-- Start INPUT --

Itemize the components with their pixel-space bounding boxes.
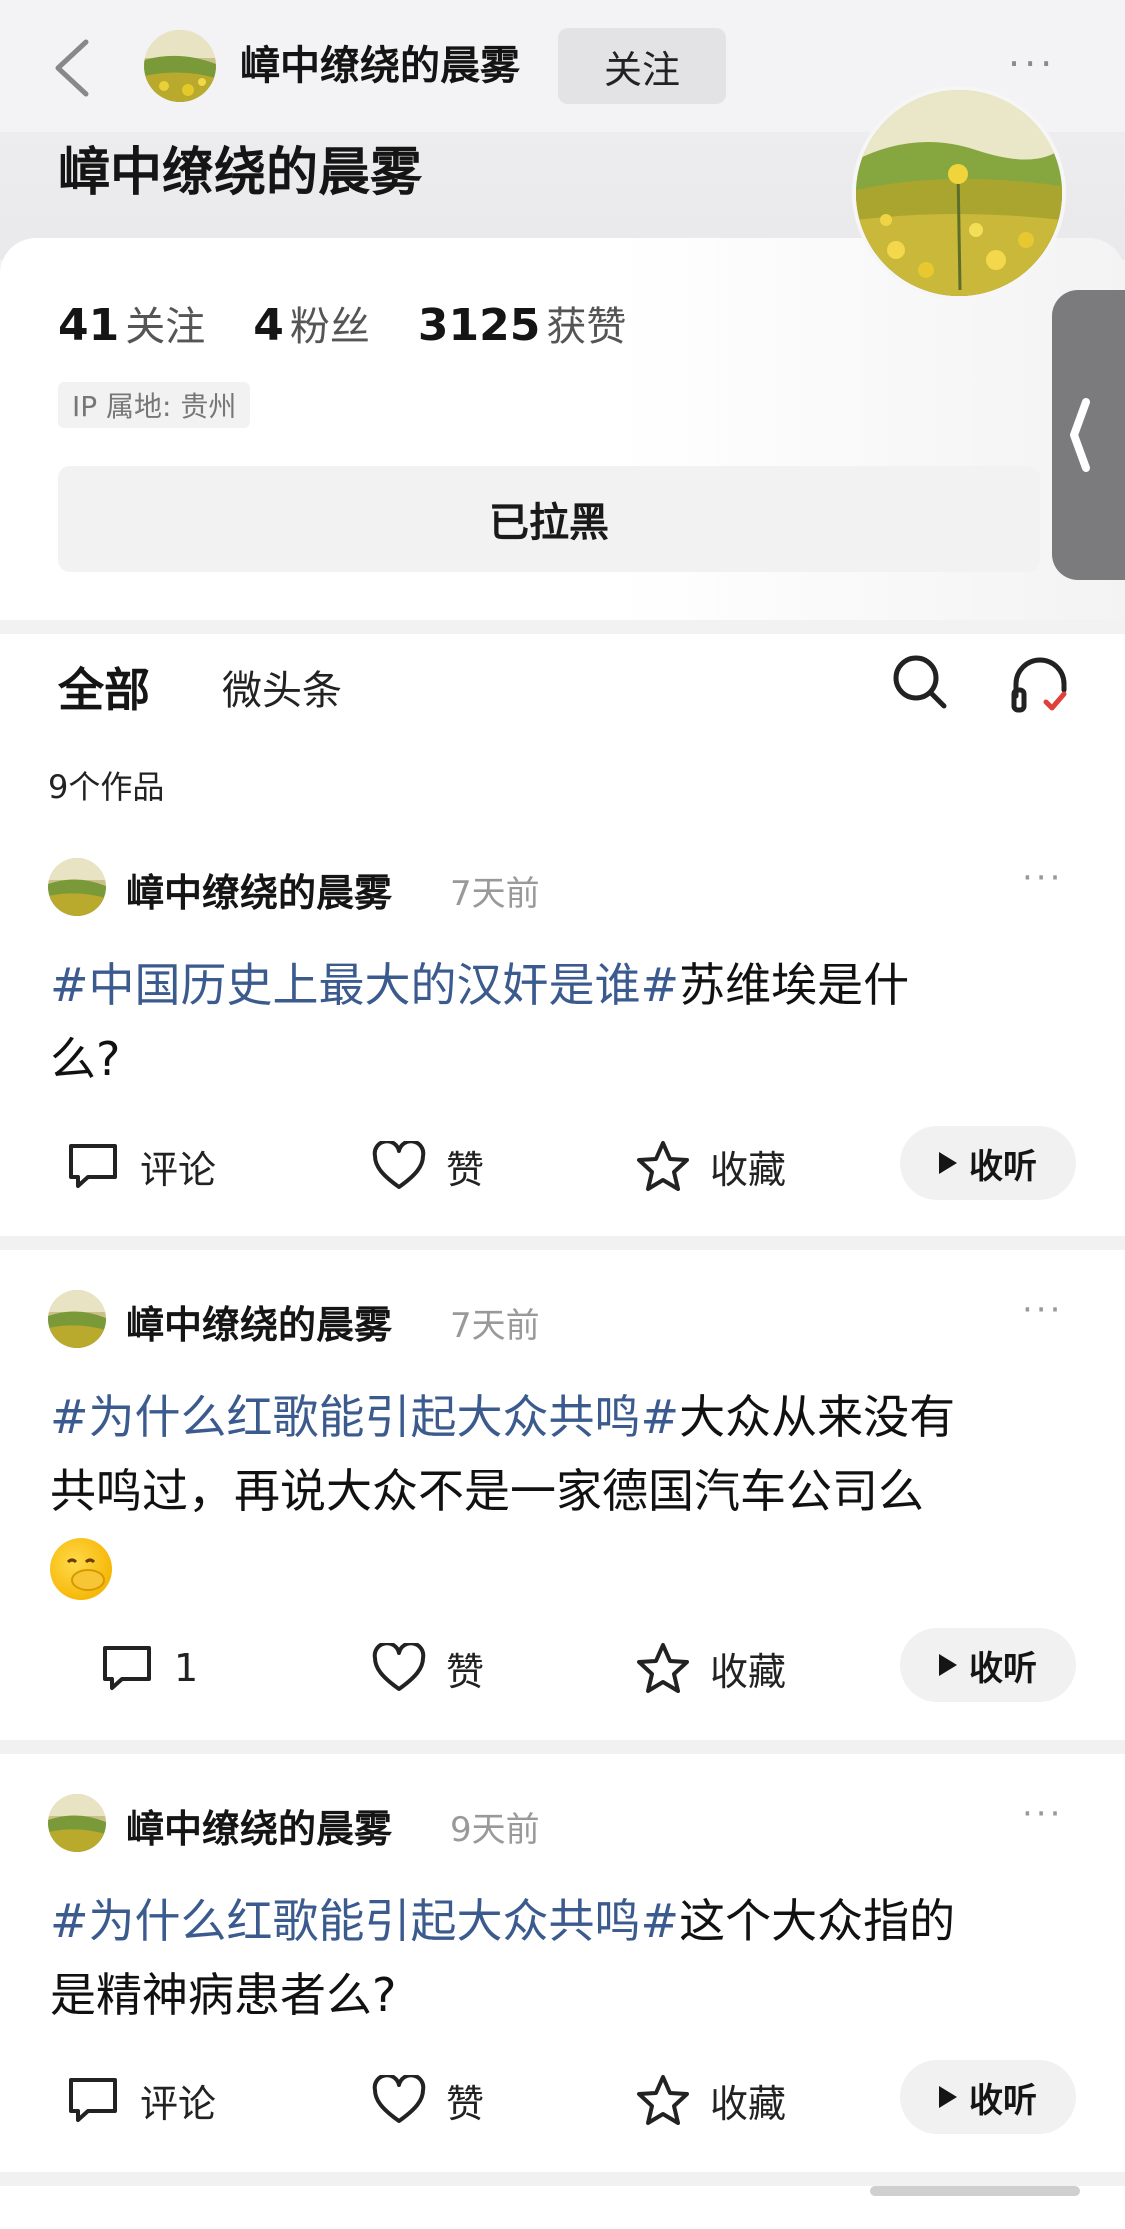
post-author-avatar[interactable] — [48, 858, 106, 916]
listen-label: 收听 — [969, 1648, 1037, 1689]
search-icon[interactable] — [890, 652, 950, 712]
hashtag-link[interactable]: #为什么红歌能引起大众共鸣# — [50, 1390, 679, 1444]
favorite-button[interactable]: 收藏 — [636, 2060, 786, 2140]
listen-button[interactable]: 收听 — [900, 1628, 1076, 1702]
star-icon — [637, 1141, 689, 1191]
post-divider — [0, 2172, 1125, 2186]
favorite-label: 收藏 — [710, 2081, 787, 2126]
hashtag-link[interactable]: #中国历史上最大的汉奸是谁# — [50, 958, 679, 1012]
ip-location-badge: IP 属地: 贵州 — [58, 382, 251, 428]
post-more-icon[interactable]: ··· — [1022, 1290, 1063, 1330]
profile-avatar[interactable] — [852, 86, 1066, 300]
profile-stats: 41 关注 4 粉丝 3125 获赞 — [58, 294, 674, 352]
comment-button[interactable]: 评论 — [66, 2060, 216, 2140]
play-icon — [939, 1152, 957, 1174]
side-drawer-handle[interactable] — [1052, 290, 1125, 580]
post-text[interactable]: #中国历史上最大的汉奸是谁#苏维埃是什 么? — [50, 948, 1080, 1096]
header-title: 嶂中缭绕的晨雾 — [240, 43, 520, 89]
headphones-icon[interactable] — [1010, 656, 1070, 716]
favorite-button[interactable]: 收藏 — [636, 1126, 786, 1206]
post-time: 7天前 — [450, 874, 540, 914]
post-author-name[interactable]: 嶂中缭绕的晨雾 — [126, 1798, 392, 1853]
avatar[interactable] — [144, 30, 216, 102]
post-text-line: 这个大众指的 — [679, 1894, 956, 1948]
post-text[interactable]: #为什么红歌能引起大众共鸣#这个大众指的 是精神病患者么? — [50, 1884, 1080, 2032]
following-label[interactable]: 关注 — [125, 294, 205, 352]
heart-icon — [372, 2075, 426, 2123]
heart-icon — [372, 1141, 426, 1189]
post-actions: 评论 赞 收藏 收听 — [0, 1126, 1125, 1206]
post-author-avatar[interactable] — [48, 1794, 106, 1852]
post-actions: 评论 赞 收藏 收听 — [0, 2060, 1125, 2140]
likes-count: 3125 — [417, 300, 541, 351]
post-time: 9天前 — [450, 1810, 540, 1850]
post-author-avatar[interactable] — [48, 1290, 106, 1348]
listen-button[interactable]: 收听 — [900, 1126, 1076, 1200]
more-options-icon[interactable]: ··· — [1008, 45, 1056, 83]
post-text-line: 么? — [50, 1032, 121, 1086]
works-count: 9个作品 — [48, 768, 165, 806]
comment-icon — [69, 2078, 117, 2122]
post-more-icon[interactable]: ··· — [1022, 1794, 1063, 1834]
tab-all[interactable]: 全部 — [58, 654, 150, 720]
play-icon — [939, 2086, 957, 2108]
hashtag-link[interactable]: #为什么红歌能引起大众共鸣# — [50, 1894, 679, 1948]
post-time: 7天前 — [450, 1306, 540, 1346]
comment-label: 评论 — [140, 2081, 217, 2126]
home-indicator — [870, 2186, 1080, 2196]
followers-count[interactable]: 4 — [253, 300, 284, 351]
favorite-label: 收藏 — [710, 1147, 787, 1192]
post-author-name[interactable]: 嶂中缭绕的晨雾 — [126, 1294, 392, 1349]
tab-weitoutiao[interactable]: 微头条 — [222, 658, 342, 716]
chevron-left-icon — [1070, 398, 1090, 472]
like-label: 赞 — [446, 1147, 485, 1192]
post-text-line: 苏维埃是什 — [679, 958, 910, 1012]
like-button[interactable]: 赞 — [372, 1628, 484, 1708]
blocked-button[interactable]: 已拉黑 — [58, 466, 1040, 572]
heart-icon — [372, 1643, 426, 1691]
post-more-icon[interactable]: ··· — [1022, 858, 1063, 898]
star-icon — [637, 2075, 689, 2125]
comment-icon — [69, 1144, 117, 1188]
play-icon — [939, 1654, 957, 1676]
favorite-label: 收藏 — [710, 1649, 787, 1694]
like-label: 赞 — [446, 1649, 485, 1694]
post-actions: 1 赞 收藏 收听 — [0, 1628, 1125, 1708]
comment-button[interactable]: 评论 — [66, 1126, 216, 1206]
post-text-line: 大众从来没有 — [679, 1390, 956, 1444]
post-text-line: 是精神病患者么? — [50, 1968, 397, 2022]
listen-label: 收听 — [969, 1146, 1037, 1187]
post-author-name[interactable]: 嶂中缭绕的晨雾 — [126, 862, 392, 917]
star-icon — [637, 1643, 689, 1693]
comment-button[interactable]: 1 — [100, 1628, 198, 1708]
post-divider — [0, 1740, 1125, 1754]
post-text[interactable]: #为什么红歌能引起大众共鸣#大众从来没有 共鸣过，再说大众不是一家德国汽车公司么 — [50, 1380, 1080, 1602]
comment-icon — [103, 1646, 151, 1690]
favorite-button[interactable]: 收藏 — [636, 1628, 786, 1708]
hand-over-mouth-emoji-icon — [50, 1537, 112, 1600]
back-arrow-icon[interactable] — [50, 38, 94, 98]
like-button[interactable]: 赞 — [372, 2060, 484, 2140]
listen-label: 收听 — [969, 2080, 1037, 2121]
comment-label: 评论 — [140, 1147, 217, 1192]
following-count[interactable]: 41 — [58, 300, 119, 351]
like-label: 赞 — [446, 2081, 485, 2126]
follow-button[interactable]: 关注 — [558, 28, 726, 104]
likes-label: 获赞 — [546, 304, 627, 350]
profile-name: 嶂中缭绕的晨雾 — [58, 143, 423, 203]
listen-button[interactable]: 收听 — [900, 2060, 1076, 2134]
followers-label[interactable]: 粉丝 — [290, 294, 370, 352]
post-divider — [0, 1236, 1125, 1250]
post-text-line: 共鸣过，再说大众不是一家德国汽车公司么 — [50, 1464, 924, 1518]
like-button[interactable]: 赞 — [372, 1126, 484, 1206]
comment-count: 1 — [174, 1646, 199, 1690]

-- End INPUT --

§ **WHAT IS ASKED**:
Reproduce only the lines starting at "post-author-avatar[interactable] — [48, 858, 106, 916]" and ending at "post-text-line: 这个大众指的 —", swapping "favorite-button" for "save-button" and leaving everything else unchanged.

§ **THE COMPLETED TASK**:
post-author-avatar[interactable] — [48, 858, 106, 916]
listen-label: 收听 — [969, 1648, 1037, 1689]
search-icon[interactable] — [890, 652, 950, 712]
hashtag-link[interactable]: #为什么红歌能引起大众共鸣# — [50, 1390, 679, 1444]
save-button[interactable]: 收藏 — [636, 2060, 786, 2140]
listen-button[interactable]: 收听 — [900, 1628, 1076, 1702]
star-icon — [637, 1141, 689, 1191]
post-divider — [0, 2172, 1125, 2186]
favorite-label: 收藏 — [710, 2081, 787, 2126]
hashtag-link[interactable]: #中国历史上最大的汉奸是谁# — [50, 958, 679, 1012]
ip-location-badge: IP 属地: 贵州 — [58, 382, 251, 428]
post-more-icon[interactable]: ··· — [1022, 1290, 1063, 1330]
profile-avatar[interactable] — [852, 86, 1066, 300]
profile-stats: 41 关注 4 粉丝 3125 获赞 — [58, 294, 674, 352]
comment-button[interactable]: 评论 — [66, 2060, 216, 2140]
play-icon — [939, 1152, 957, 1174]
side-drawer-handle[interactable] — [1052, 290, 1125, 580]
post-text[interactable]: #中国历史上最大的汉奸是谁#苏维埃是什 么? — [50, 948, 1080, 1096]
header-title: 嶂中缭绕的晨雾 — [240, 43, 520, 89]
headphones-icon[interactable] — [1010, 656, 1070, 716]
save-button[interactable]: 收藏 — [636, 1126, 786, 1206]
post-time: 7天前 — [450, 874, 540, 914]
post-author-name[interactable]: 嶂中缭绕的晨雾 — [126, 1798, 392, 1853]
avatar[interactable] — [144, 30, 216, 102]
post-text-line: 这个大众指的 — [679, 1894, 956, 1948]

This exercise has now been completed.